● Excerpt
* BEGIN *
Adding it to the Excel file now...
-blarg


----------



## blargney the second (Oct 30, 2006)

Here's the updated Excel file.
-blarg

ps - great work again, DM_Jeff!

Edit: the file is attached below with some new dudes.


----------



## LordMelquiades (Oct 30, 2006)

Wow.  So cool.  You guys rock.  Thank you.


----------



## DM_Jeff (Oct 31, 2006)

>>Here's the updated Excel file.

Fantastic! Great work on the excel list!

-DM Jeff


----------



## DM_Jeff (Nov 8, 2006)
* END *
(Layout element annotations)
* BEGIN *
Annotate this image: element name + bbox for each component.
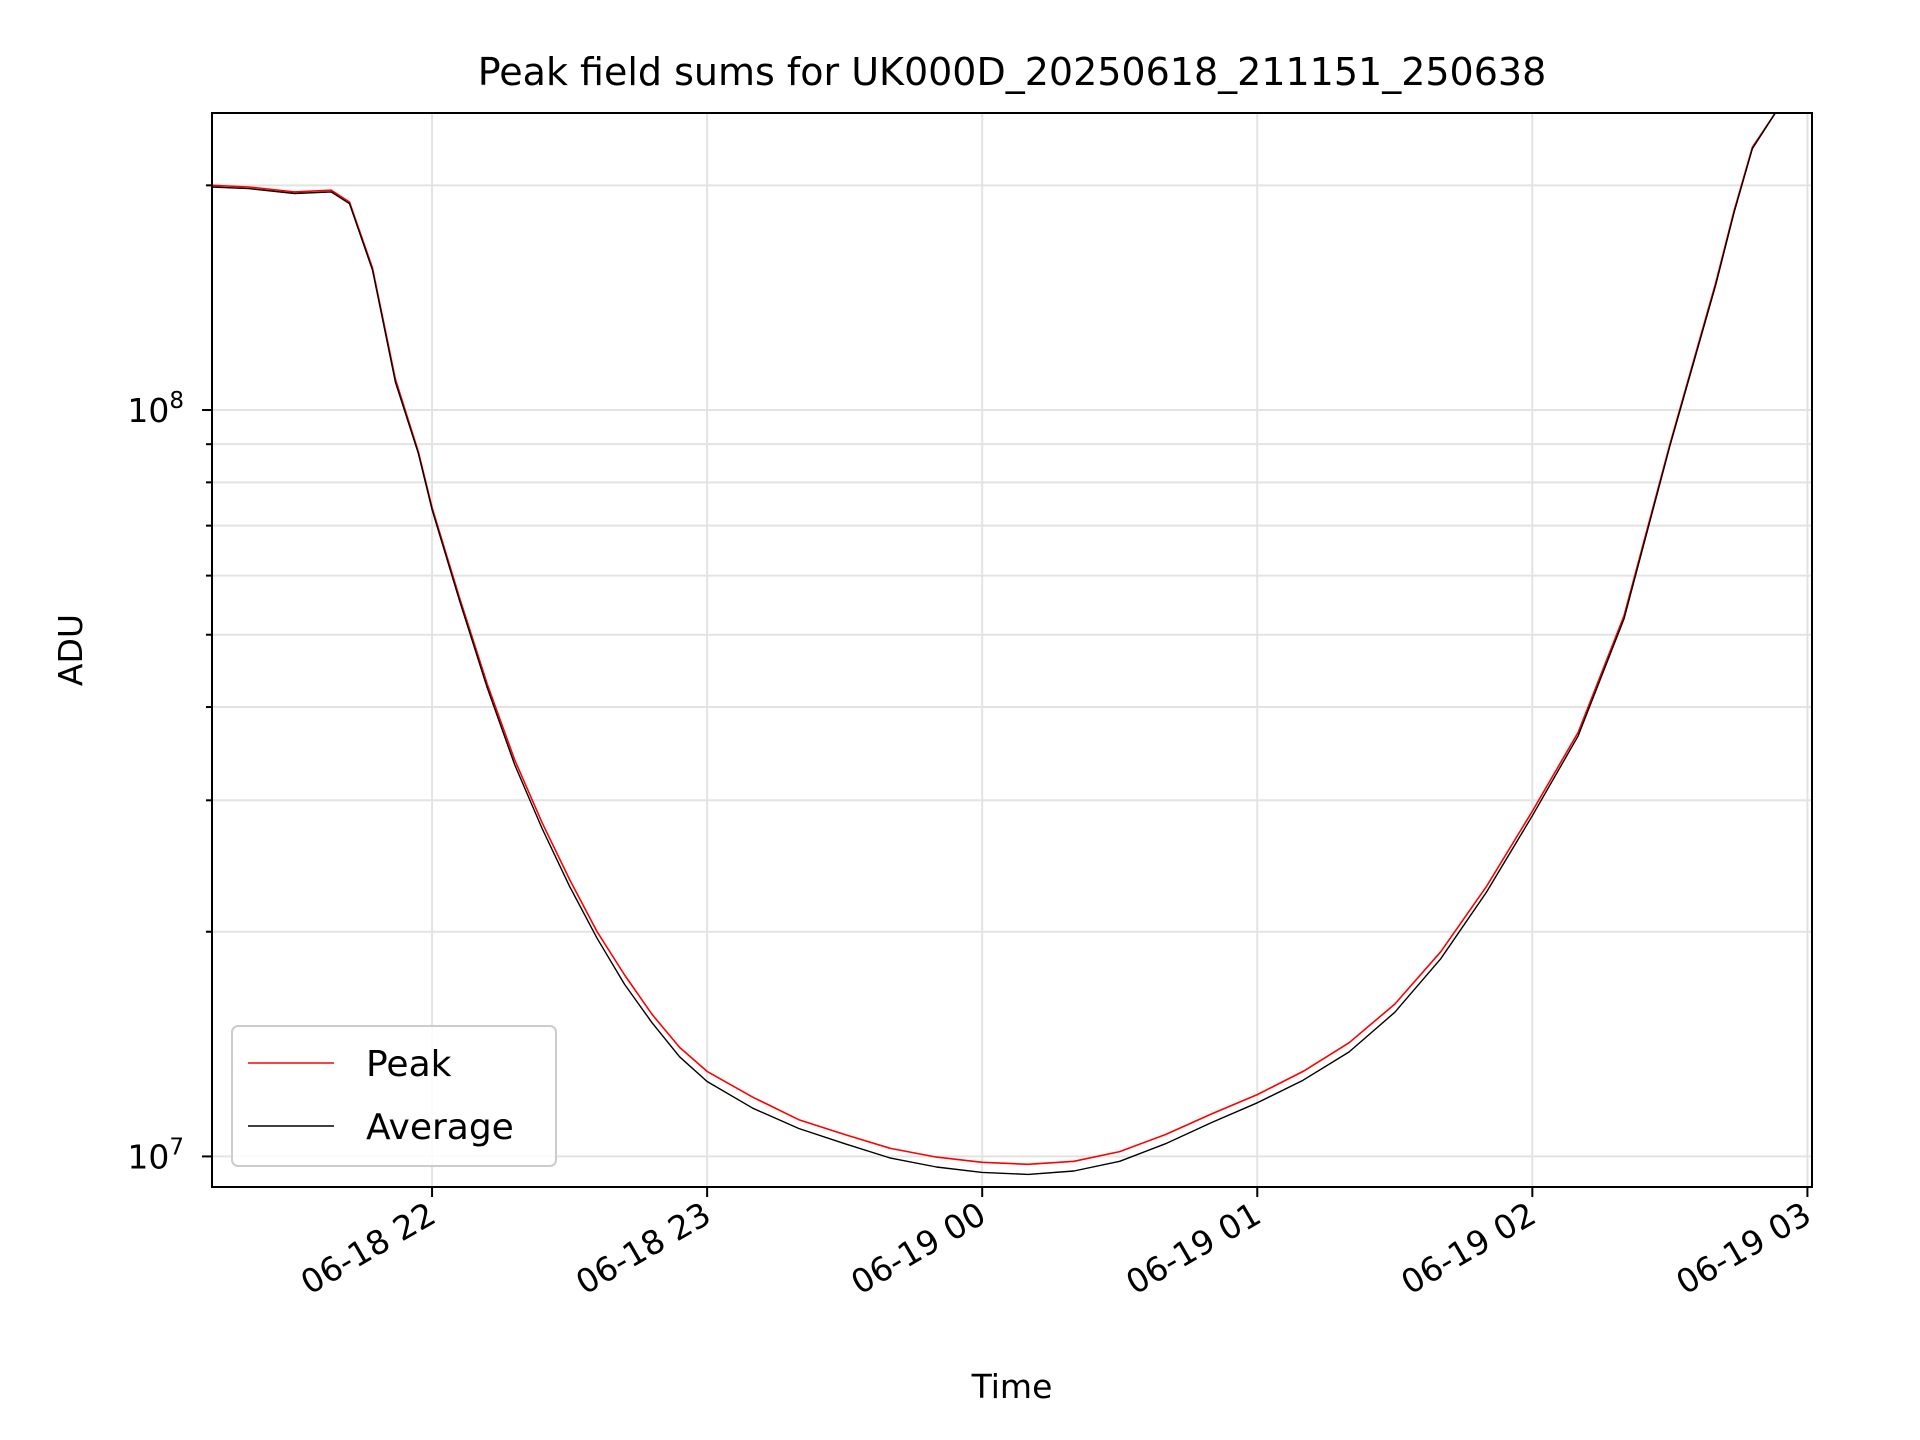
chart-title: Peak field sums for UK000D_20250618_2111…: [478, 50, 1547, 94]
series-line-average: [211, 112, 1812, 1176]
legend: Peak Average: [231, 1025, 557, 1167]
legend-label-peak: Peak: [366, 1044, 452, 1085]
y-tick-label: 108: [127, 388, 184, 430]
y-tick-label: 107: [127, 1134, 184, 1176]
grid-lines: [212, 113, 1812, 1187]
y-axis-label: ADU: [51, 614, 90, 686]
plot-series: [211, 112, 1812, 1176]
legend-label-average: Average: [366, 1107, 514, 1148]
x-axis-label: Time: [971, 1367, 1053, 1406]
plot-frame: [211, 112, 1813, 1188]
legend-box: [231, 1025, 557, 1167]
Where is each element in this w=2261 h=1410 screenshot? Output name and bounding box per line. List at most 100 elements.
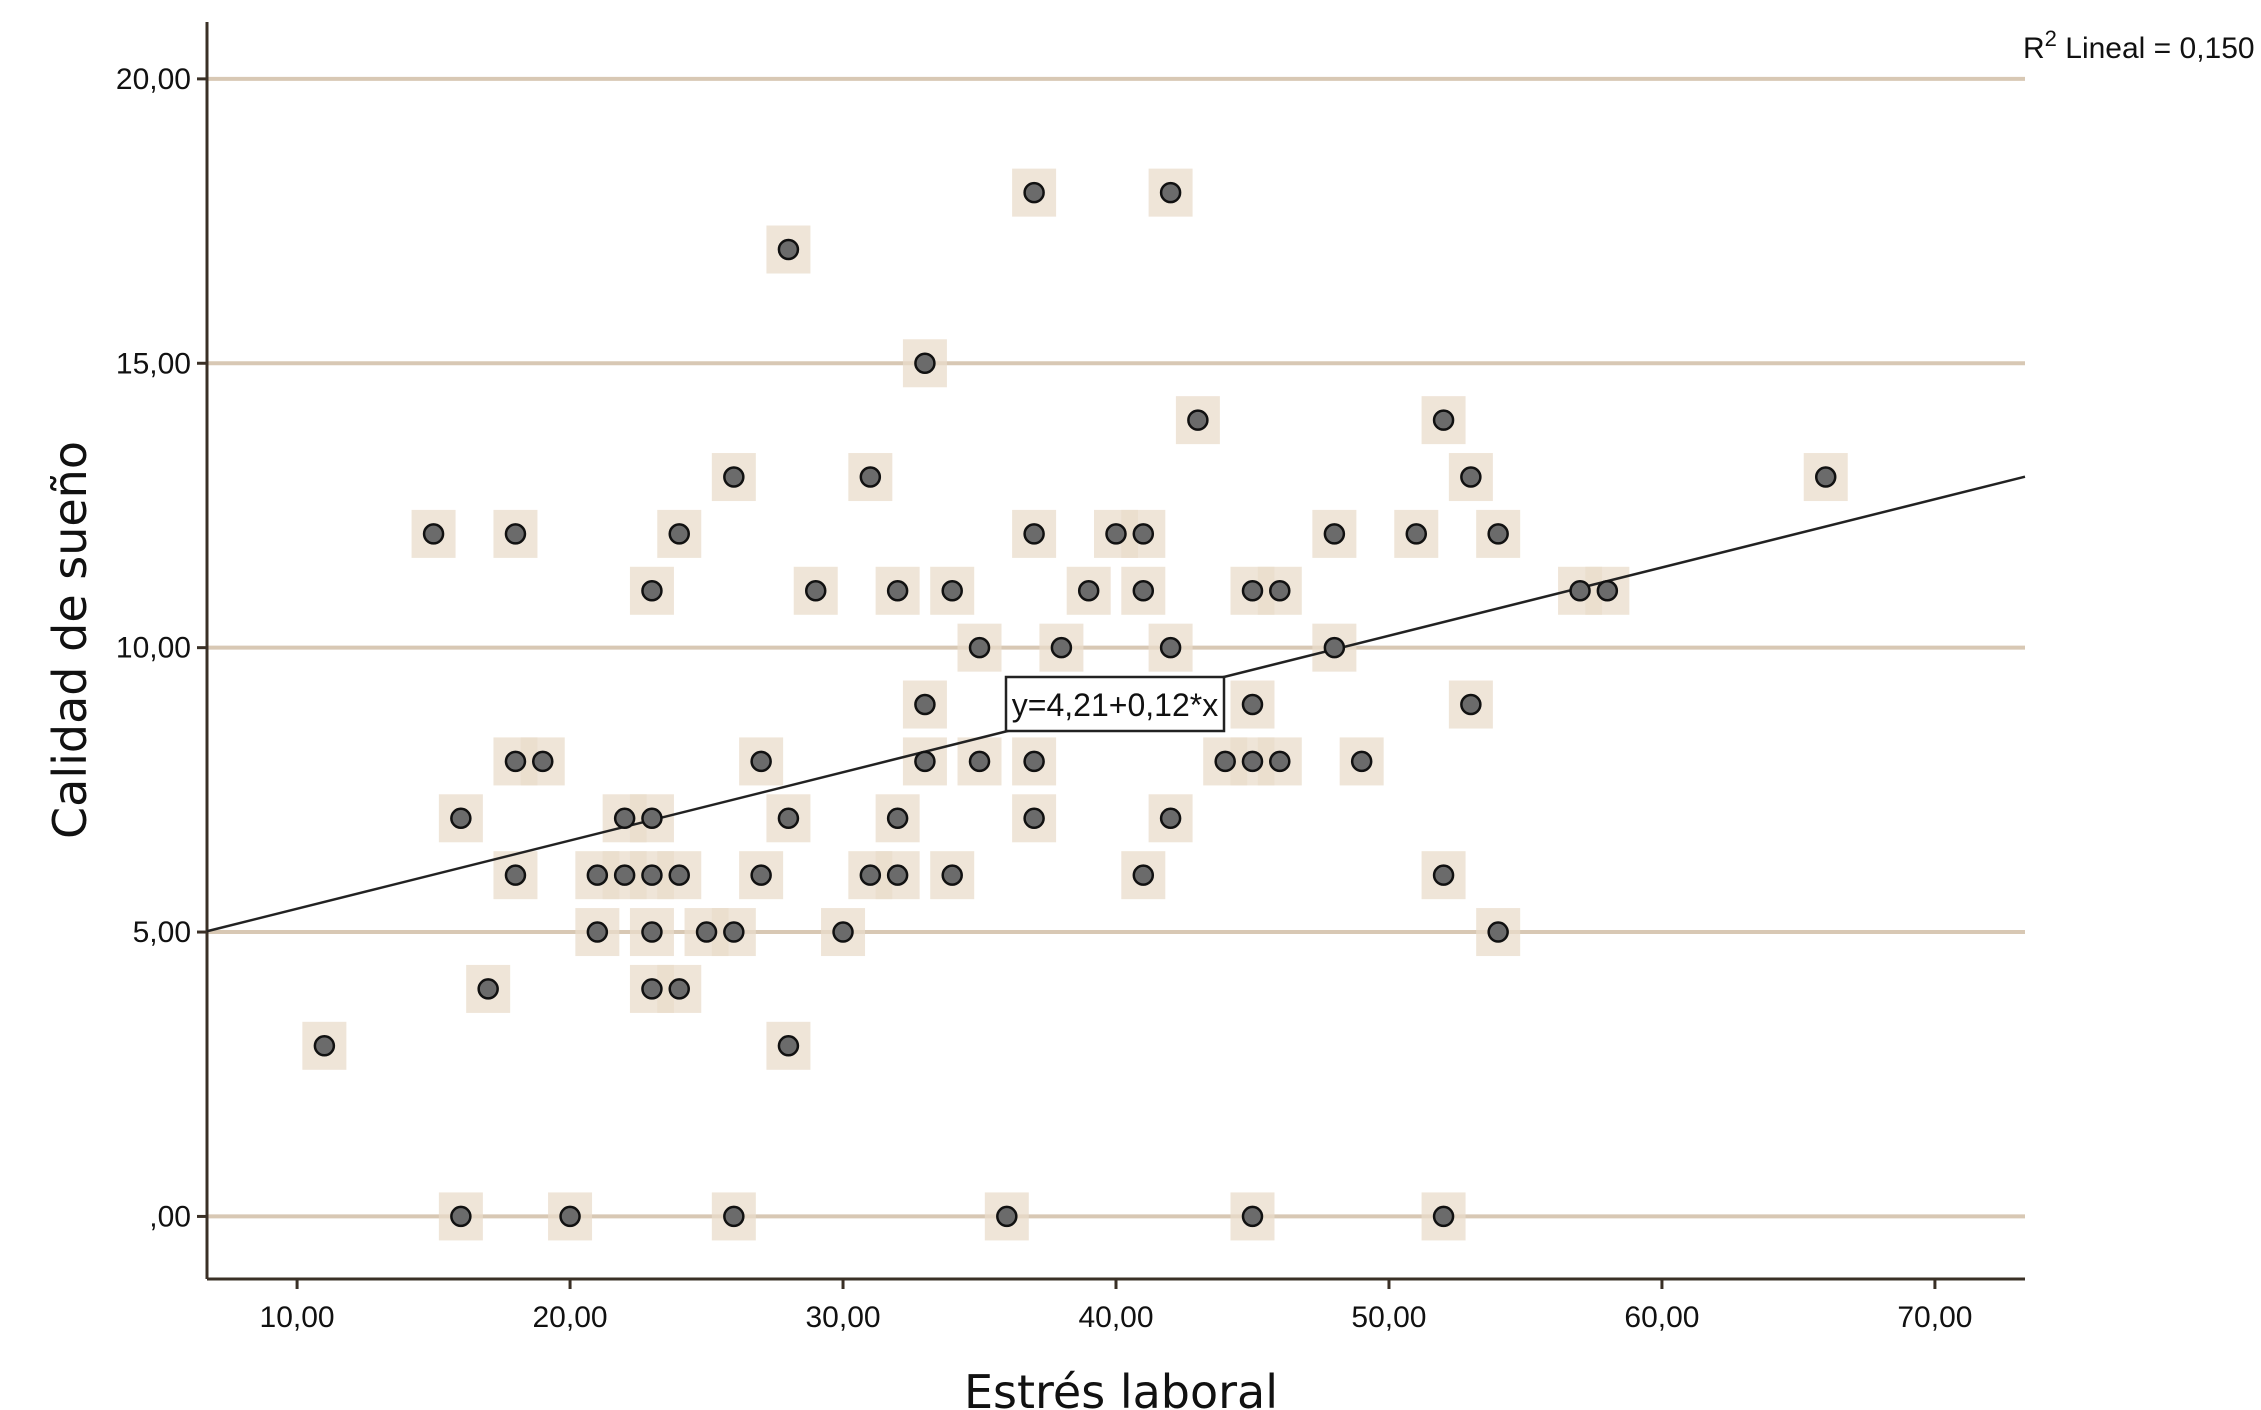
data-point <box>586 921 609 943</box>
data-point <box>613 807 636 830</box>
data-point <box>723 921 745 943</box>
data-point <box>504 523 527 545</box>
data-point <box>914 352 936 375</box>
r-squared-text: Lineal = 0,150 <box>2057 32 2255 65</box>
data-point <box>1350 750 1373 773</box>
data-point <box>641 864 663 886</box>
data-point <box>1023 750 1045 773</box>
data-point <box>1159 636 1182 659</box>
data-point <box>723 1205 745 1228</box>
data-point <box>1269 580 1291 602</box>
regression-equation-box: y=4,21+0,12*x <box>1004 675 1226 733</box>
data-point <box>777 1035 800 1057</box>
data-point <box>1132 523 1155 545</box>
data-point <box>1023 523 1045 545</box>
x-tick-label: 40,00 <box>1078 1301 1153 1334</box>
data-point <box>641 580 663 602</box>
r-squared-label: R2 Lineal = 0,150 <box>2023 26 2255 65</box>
* END *
● Directive 1
Write out the forum thread from "## LordMelquiades (Oct" to "the excel list!".
● Directive 2
In the forum thread, which poster shared the updated Excel file?
● Directive 3
List each distinct username that appears in a post heading in the forum thread.

● Response 1
## LordMelquiades (Oct 30, 2006)

Wow.  So cool.  You guys rock.  Thank you.


----------



## DM_Jeff (Oct 31, 2006)

>>Here's the updated Excel file.

Fantastic! Great work on the excel list!

● Response 2
blargney the second

● Response 3
blargney the second
LordMelquiades
DM_Jeff